** BEGIN **

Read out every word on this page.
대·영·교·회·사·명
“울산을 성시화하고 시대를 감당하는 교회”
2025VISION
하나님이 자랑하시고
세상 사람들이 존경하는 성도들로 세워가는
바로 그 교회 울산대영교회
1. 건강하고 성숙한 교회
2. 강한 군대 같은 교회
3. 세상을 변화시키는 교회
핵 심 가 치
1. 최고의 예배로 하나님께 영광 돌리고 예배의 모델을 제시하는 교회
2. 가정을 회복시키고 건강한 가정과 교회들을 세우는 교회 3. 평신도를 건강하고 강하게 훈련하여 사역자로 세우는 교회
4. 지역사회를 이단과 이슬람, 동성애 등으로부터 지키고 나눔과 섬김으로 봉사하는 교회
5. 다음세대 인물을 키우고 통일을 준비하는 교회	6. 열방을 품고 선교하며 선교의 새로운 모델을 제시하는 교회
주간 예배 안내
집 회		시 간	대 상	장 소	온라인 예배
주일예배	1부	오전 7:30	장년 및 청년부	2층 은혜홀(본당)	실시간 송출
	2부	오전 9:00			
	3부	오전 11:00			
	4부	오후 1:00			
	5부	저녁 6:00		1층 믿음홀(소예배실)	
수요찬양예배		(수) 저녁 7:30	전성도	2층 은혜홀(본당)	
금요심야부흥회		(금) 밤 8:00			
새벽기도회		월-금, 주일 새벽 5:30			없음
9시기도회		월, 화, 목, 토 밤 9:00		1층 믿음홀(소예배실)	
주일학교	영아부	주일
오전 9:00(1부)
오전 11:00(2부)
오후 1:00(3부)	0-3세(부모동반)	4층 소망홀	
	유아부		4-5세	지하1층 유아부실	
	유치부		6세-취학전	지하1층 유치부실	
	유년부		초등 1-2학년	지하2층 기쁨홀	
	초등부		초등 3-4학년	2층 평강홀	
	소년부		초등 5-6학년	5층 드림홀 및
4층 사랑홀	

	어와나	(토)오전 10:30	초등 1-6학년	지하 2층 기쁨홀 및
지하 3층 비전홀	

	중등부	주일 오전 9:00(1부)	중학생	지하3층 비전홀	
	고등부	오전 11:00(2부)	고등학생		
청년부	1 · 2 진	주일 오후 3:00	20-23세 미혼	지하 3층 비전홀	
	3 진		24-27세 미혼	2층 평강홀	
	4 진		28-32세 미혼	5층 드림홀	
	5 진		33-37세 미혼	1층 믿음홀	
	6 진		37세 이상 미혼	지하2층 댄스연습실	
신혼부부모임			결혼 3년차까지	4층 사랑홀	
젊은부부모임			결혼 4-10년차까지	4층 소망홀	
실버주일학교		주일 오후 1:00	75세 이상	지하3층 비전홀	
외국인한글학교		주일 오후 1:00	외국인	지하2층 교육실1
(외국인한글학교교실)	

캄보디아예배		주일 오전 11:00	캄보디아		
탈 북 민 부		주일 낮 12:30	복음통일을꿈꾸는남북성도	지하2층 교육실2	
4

** END **

Filter the records above for lines containing the word "소예배실", and copy those lines.

	5부	저녁 6:00		1층 믿음홀(소예배실)	
9시기도회		월, 화, 목, 토 밤 9:00		1층 믿음홀(소예배실)	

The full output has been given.